* begin *
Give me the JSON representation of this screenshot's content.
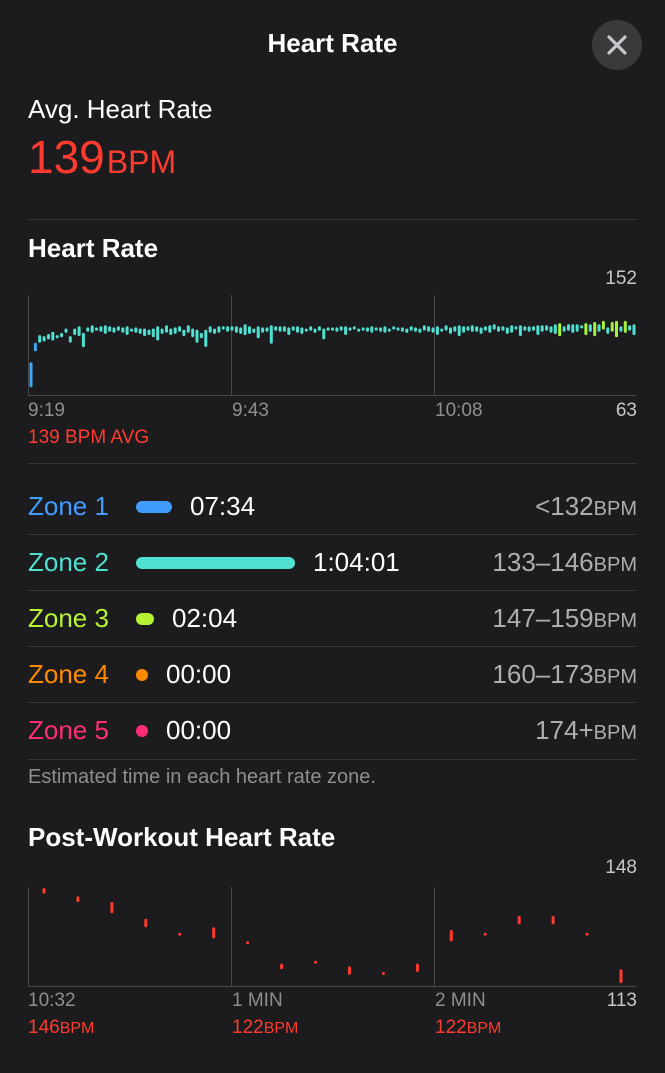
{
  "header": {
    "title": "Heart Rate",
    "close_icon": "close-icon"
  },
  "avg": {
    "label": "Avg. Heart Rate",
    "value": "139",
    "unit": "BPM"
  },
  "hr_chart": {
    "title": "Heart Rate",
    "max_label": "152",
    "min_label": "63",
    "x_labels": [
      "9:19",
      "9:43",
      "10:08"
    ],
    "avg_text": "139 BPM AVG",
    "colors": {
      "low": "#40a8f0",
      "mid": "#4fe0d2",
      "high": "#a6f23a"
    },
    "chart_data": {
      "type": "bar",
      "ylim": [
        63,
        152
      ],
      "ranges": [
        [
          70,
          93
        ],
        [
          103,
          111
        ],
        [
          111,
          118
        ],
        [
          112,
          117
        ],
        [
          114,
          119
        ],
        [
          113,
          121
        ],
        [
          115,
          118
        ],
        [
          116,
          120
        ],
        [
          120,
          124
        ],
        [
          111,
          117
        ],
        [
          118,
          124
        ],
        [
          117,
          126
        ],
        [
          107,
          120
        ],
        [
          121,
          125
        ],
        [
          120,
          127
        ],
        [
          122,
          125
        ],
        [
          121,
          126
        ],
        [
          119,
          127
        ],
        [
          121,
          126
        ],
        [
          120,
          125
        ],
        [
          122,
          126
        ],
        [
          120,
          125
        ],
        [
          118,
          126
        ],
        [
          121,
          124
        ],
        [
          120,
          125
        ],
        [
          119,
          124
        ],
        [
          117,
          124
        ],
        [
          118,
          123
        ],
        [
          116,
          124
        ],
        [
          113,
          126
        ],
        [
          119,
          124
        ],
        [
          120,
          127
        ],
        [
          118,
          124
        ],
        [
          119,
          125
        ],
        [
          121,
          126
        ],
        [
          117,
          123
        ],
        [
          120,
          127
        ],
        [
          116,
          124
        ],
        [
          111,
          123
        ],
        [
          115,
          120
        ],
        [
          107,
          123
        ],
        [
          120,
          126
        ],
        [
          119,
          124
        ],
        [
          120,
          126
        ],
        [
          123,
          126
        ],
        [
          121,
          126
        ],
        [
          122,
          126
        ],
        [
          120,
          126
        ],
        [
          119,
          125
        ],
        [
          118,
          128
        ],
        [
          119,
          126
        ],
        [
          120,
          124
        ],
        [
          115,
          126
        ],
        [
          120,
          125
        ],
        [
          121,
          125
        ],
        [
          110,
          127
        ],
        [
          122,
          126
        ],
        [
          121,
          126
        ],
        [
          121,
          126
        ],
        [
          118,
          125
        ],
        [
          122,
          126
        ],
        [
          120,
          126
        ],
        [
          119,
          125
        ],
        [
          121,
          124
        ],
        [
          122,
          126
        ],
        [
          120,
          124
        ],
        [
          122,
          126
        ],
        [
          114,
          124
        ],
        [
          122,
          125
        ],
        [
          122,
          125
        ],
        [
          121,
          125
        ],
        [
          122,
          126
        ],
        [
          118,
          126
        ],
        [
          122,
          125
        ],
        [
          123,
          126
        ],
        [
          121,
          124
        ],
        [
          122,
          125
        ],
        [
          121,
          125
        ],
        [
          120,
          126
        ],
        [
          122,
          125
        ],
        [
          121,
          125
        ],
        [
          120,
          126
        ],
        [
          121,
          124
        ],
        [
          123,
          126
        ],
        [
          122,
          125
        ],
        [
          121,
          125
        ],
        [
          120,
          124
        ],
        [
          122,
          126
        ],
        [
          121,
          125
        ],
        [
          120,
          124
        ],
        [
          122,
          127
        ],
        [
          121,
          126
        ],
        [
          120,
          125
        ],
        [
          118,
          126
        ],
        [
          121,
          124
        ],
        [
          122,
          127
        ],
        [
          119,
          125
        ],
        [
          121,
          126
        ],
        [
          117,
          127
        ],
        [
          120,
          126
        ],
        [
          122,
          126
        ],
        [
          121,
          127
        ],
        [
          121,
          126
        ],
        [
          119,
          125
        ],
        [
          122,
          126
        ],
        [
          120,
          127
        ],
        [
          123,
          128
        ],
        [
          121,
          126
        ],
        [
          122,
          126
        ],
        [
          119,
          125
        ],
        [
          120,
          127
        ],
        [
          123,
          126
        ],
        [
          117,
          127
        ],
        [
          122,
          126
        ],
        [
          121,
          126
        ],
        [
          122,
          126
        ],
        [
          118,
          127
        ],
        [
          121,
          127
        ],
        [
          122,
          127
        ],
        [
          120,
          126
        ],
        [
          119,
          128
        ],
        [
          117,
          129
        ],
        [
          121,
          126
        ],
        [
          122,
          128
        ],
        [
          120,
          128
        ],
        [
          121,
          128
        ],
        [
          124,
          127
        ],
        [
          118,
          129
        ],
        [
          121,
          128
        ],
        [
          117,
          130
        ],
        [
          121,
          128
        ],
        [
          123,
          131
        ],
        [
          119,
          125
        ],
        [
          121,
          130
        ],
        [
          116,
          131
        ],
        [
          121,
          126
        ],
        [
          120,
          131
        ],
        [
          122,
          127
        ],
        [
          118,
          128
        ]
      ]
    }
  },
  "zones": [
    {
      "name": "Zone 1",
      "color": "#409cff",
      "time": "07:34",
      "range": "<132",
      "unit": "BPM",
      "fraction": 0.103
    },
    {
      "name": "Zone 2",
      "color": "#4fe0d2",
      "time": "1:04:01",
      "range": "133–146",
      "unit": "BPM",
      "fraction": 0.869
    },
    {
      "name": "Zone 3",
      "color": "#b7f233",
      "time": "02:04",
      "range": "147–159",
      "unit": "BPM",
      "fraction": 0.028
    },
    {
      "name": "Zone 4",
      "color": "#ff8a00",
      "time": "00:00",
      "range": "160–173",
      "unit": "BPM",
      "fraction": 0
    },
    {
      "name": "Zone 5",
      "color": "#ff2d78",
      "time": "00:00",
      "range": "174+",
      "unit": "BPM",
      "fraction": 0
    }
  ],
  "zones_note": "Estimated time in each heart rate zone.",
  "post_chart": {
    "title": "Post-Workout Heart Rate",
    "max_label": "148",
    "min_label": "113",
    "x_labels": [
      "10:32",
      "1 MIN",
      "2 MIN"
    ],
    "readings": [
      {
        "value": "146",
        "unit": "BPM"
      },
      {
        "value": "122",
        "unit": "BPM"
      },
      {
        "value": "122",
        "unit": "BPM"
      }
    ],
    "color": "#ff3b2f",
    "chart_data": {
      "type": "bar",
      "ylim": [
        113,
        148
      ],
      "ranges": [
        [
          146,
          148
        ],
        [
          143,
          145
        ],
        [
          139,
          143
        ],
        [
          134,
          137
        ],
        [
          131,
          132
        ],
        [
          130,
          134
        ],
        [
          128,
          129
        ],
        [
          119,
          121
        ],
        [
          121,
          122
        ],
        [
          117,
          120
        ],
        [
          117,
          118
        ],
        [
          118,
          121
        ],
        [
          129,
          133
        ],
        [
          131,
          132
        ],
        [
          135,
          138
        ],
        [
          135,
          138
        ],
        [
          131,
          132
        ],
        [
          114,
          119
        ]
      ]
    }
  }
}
* end *
* begin *
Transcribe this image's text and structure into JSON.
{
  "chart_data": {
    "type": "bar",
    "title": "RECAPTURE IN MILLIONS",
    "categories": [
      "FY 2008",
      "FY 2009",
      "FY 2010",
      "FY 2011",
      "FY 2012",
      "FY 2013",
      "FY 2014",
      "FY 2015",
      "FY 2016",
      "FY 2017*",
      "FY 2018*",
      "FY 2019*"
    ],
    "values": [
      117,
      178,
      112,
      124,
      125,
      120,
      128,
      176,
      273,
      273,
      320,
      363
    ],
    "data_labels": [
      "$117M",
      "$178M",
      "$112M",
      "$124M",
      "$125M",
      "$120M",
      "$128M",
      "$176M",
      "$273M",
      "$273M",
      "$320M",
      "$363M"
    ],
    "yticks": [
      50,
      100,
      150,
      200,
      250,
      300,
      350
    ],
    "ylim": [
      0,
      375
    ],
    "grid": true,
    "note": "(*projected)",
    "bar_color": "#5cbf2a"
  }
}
* end *
* begin *
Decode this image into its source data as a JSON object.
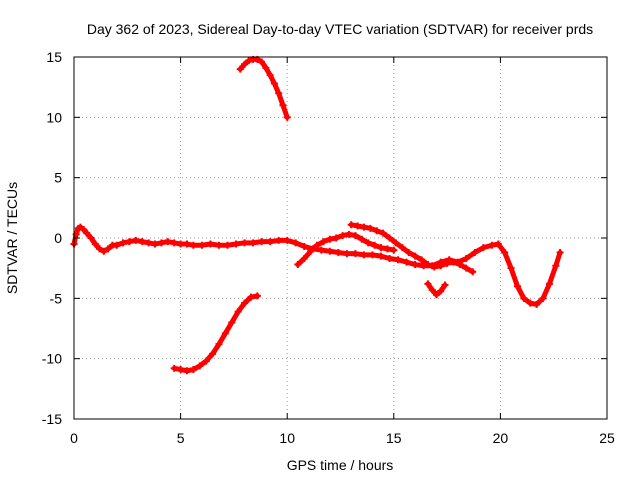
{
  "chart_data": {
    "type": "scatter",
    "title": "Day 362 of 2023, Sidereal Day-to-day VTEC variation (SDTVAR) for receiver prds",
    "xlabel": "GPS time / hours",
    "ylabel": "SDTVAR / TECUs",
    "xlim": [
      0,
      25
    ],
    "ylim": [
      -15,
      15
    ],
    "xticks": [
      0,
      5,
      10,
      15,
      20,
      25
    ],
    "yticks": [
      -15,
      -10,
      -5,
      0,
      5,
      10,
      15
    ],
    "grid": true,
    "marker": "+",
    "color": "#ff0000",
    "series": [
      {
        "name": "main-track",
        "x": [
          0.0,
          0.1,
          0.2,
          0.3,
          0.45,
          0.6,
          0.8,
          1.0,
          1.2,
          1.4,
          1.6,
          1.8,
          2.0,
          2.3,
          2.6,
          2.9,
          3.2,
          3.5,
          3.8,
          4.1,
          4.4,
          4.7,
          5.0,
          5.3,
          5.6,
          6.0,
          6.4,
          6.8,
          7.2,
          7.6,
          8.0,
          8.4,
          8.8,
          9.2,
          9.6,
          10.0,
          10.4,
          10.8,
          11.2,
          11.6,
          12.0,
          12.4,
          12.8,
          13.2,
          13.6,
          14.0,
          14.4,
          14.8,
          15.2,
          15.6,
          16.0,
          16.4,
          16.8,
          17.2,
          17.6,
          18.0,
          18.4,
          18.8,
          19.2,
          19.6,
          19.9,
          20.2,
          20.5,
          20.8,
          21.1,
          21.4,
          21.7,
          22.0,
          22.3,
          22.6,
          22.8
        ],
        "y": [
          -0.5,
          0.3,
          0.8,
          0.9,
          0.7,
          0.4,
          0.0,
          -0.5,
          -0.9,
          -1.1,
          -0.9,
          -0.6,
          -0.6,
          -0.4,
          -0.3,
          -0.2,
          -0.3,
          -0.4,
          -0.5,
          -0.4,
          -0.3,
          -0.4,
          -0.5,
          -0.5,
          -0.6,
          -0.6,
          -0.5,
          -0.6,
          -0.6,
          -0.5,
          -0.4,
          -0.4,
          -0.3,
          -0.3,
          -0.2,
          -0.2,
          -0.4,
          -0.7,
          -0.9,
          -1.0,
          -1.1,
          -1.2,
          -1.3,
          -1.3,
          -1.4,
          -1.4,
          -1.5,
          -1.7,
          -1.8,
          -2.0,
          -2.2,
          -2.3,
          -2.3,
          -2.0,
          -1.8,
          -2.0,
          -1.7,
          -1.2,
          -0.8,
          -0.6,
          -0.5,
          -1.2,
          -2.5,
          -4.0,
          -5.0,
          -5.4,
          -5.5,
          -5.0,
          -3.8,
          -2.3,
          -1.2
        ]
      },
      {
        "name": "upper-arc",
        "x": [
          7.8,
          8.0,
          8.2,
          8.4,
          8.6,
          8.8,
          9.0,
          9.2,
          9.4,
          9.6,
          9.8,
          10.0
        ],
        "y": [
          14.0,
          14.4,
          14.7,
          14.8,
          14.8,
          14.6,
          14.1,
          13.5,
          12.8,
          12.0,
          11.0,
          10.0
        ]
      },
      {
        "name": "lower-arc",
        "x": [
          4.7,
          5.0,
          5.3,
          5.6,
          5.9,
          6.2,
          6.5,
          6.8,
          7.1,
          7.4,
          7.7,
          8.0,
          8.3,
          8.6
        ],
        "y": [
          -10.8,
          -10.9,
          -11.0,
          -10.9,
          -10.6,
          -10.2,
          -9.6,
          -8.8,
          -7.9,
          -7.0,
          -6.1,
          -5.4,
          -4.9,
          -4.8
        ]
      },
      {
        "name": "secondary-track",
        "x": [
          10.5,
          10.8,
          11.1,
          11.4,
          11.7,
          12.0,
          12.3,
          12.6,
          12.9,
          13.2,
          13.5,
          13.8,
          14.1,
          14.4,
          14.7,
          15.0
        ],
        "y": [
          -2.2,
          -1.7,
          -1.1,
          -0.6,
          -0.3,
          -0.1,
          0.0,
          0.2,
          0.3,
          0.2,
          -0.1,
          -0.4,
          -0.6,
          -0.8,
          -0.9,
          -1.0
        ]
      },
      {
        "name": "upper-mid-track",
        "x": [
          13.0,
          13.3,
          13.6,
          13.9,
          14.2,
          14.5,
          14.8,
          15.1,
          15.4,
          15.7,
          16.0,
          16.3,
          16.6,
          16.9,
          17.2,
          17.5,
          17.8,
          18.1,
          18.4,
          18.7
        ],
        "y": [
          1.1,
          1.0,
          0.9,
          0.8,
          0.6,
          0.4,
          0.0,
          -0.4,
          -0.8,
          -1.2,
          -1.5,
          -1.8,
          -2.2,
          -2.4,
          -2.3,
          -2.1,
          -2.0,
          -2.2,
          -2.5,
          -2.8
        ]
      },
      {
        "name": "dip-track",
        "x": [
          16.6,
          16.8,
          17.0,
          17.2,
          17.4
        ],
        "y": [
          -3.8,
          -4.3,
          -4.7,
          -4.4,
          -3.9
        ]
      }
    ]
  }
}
* end *
From the data above, gather every line that includes the word "fraction".

      "fraction": 0.103
      "fraction": 0.869
      "fraction": 0.028
      "fraction": 0
      "fraction": 0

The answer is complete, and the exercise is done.